━━━━━ INFORMATION PROVIDED

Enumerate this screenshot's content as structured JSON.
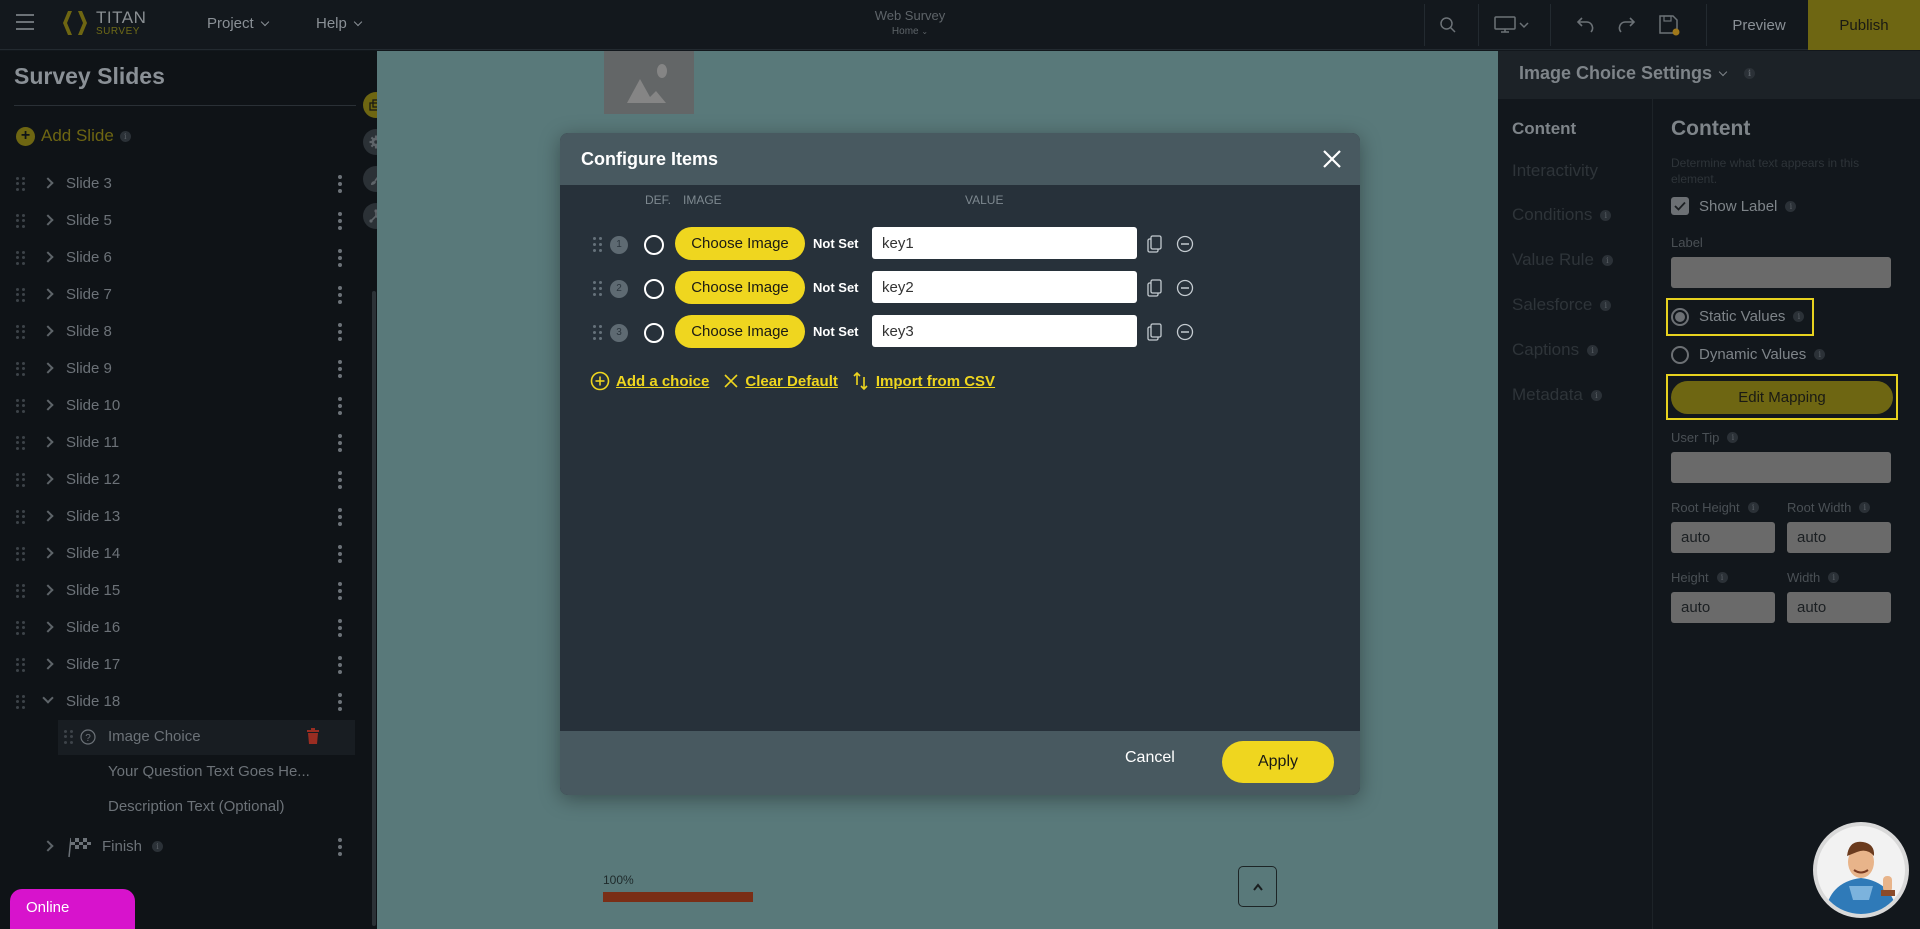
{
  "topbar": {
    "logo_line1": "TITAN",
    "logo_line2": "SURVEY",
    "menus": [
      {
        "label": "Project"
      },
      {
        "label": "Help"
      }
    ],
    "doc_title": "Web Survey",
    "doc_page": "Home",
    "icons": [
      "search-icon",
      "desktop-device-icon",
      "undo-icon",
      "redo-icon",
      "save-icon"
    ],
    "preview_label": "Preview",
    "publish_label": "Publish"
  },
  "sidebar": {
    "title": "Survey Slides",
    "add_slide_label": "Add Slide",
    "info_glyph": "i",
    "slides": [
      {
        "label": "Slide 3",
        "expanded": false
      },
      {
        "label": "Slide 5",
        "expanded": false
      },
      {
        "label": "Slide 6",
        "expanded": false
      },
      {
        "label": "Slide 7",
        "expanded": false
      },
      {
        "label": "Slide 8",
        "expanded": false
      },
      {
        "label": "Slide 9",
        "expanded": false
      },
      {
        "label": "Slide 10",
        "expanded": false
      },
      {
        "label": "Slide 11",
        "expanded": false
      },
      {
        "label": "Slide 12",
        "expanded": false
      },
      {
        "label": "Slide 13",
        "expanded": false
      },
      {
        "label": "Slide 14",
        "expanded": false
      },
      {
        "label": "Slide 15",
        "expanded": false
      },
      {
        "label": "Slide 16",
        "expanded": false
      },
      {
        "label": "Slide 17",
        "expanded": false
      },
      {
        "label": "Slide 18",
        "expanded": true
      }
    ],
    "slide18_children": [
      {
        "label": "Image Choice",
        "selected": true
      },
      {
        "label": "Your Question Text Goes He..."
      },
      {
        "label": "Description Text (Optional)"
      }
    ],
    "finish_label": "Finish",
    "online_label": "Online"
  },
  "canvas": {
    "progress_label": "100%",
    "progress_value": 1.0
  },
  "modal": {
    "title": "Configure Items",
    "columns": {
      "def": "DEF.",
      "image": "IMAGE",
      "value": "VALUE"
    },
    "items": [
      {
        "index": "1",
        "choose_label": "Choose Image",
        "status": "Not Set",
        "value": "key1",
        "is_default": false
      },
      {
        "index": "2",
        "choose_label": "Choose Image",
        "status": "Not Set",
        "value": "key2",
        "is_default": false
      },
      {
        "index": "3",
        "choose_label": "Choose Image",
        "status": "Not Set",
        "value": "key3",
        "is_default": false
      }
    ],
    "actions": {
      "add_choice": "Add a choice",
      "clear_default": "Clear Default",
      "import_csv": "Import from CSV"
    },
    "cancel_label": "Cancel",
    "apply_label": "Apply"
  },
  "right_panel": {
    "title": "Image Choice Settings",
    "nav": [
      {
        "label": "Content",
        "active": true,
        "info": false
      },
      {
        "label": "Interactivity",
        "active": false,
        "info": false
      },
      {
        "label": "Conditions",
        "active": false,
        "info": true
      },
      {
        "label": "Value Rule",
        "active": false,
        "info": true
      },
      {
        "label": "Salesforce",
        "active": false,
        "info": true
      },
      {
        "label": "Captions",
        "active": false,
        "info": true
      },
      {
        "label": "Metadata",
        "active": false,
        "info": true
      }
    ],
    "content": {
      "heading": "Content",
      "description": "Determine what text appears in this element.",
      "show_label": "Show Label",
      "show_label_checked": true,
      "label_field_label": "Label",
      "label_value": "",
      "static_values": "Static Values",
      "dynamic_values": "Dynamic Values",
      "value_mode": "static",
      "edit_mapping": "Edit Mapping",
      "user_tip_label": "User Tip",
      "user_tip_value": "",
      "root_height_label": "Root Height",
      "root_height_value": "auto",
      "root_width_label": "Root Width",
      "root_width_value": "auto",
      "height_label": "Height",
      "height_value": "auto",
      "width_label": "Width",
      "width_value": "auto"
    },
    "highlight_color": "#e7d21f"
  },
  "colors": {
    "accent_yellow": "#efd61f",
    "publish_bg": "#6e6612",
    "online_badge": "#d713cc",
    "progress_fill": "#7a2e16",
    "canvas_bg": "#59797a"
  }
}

━━━━━━━━━━

- _EXERCISE OBJECTIVE_: Print all entries exactly. The images do not belong in the copy.

- _ANSWER TO THE PROBLEM_:
Enumerate this screenshot's content as structured JSON.
{
  "topbar": {
    "logo_line1": "TITAN",
    "logo_line2": "SURVEY",
    "menus": [
      {
        "label": "Project"
      },
      {
        "label": "Help"
      }
    ],
    "doc_title": "Web Survey",
    "doc_page": "Home",
    "icons": [
      "search-icon",
      "desktop-device-icon",
      "undo-icon",
      "redo-icon",
      "save-icon"
    ],
    "preview_label": "Preview",
    "publish_label": "Publish"
  },
  "sidebar": {
    "title": "Survey Slides",
    "add_slide_label": "Add Slide",
    "info_glyph": "i",
    "slides": [
      {
        "label": "Slide 3",
        "expanded": false
      },
      {
        "label": "Slide 5",
        "expanded": false
      },
      {
        "label": "Slide 6",
        "expanded": false
      },
      {
        "label": "Slide 7",
        "expanded": false
      },
      {
        "label": "Slide 8",
        "expanded": false
      },
      {
        "label": "Slide 9",
        "expanded": false
      },
      {
        "label": "Slide 10",
        "expanded": false
      },
      {
        "label": "Slide 11",
        "expanded": false
      },
      {
        "label": "Slide 12",
        "expanded": false
      },
      {
        "label": "Slide 13",
        "expanded": false
      },
      {
        "label": "Slide 14",
        "expanded": false
      },
      {
        "label": "Slide 15",
        "expanded": false
      },
      {
        "label": "Slide 16",
        "expanded": false
      },
      {
        "label": "Slide 17",
        "expanded": false
      },
      {
        "label": "Slide 18",
        "expanded": true
      }
    ],
    "slide18_children": [
      {
        "label": "Image Choice",
        "selected": true
      },
      {
        "label": "Your Question Text Goes He..."
      },
      {
        "label": "Description Text (Optional)"
      }
    ],
    "finish_label": "Finish",
    "online_label": "Online"
  },
  "canvas": {
    "progress_label": "100%",
    "progress_value": 1.0
  },
  "modal": {
    "title": "Configure Items",
    "columns": {
      "def": "DEF.",
      "image": "IMAGE",
      "value": "VALUE"
    },
    "items": [
      {
        "index": "1",
        "choose_label": "Choose Image",
        "status": "Not Set",
        "value": "key1",
        "is_default": false
      },
      {
        "index": "2",
        "choose_label": "Choose Image",
        "status": "Not Set",
        "value": "key2",
        "is_default": false
      },
      {
        "index": "3",
        "choose_label": "Choose Image",
        "status": "Not Set",
        "value": "key3",
        "is_default": false
      }
    ],
    "actions": {
      "add_choice": "Add a choice",
      "clear_default": "Clear Default",
      "import_csv": "Import from CSV"
    },
    "cancel_label": "Cancel",
    "apply_label": "Apply"
  },
  "right_panel": {
    "title": "Image Choice Settings",
    "nav": [
      {
        "label": "Content",
        "active": true,
        "info": false
      },
      {
        "label": "Interactivity",
        "active": false,
        "info": false
      },
      {
        "label": "Conditions",
        "active": false,
        "info": true
      },
      {
        "label": "Value Rule",
        "active": false,
        "info": true
      },
      {
        "label": "Salesforce",
        "active": false,
        "info": true
      },
      {
        "label": "Captions",
        "active": false,
        "info": true
      },
      {
        "label": "Metadata",
        "active": false,
        "info": true
      }
    ],
    "content": {
      "heading": "Content",
      "description": "Determine what text appears in this element.",
      "show_label": "Show Label",
      "show_label_checked": true,
      "label_field_label": "Label",
      "label_value": "",
      "static_values": "Static Values",
      "dynamic_values": "Dynamic Values",
      "value_mode": "static",
      "edit_mapping": "Edit Mapping",
      "user_tip_label": "User Tip",
      "user_tip_value": "",
      "root_height_label": "Root Height",
      "root_height_value": "auto",
      "root_width_label": "Root Width",
      "root_width_value": "auto",
      "height_label": "Height",
      "height_value": "auto",
      "width_label": "Width",
      "width_value": "auto"
    },
    "highlight_color": "#e7d21f"
  },
  "colors": {
    "accent_yellow": "#efd61f",
    "publish_bg": "#6e6612",
    "online_badge": "#d713cc",
    "progress_fill": "#7a2e16",
    "canvas_bg": "#59797a"
  }
}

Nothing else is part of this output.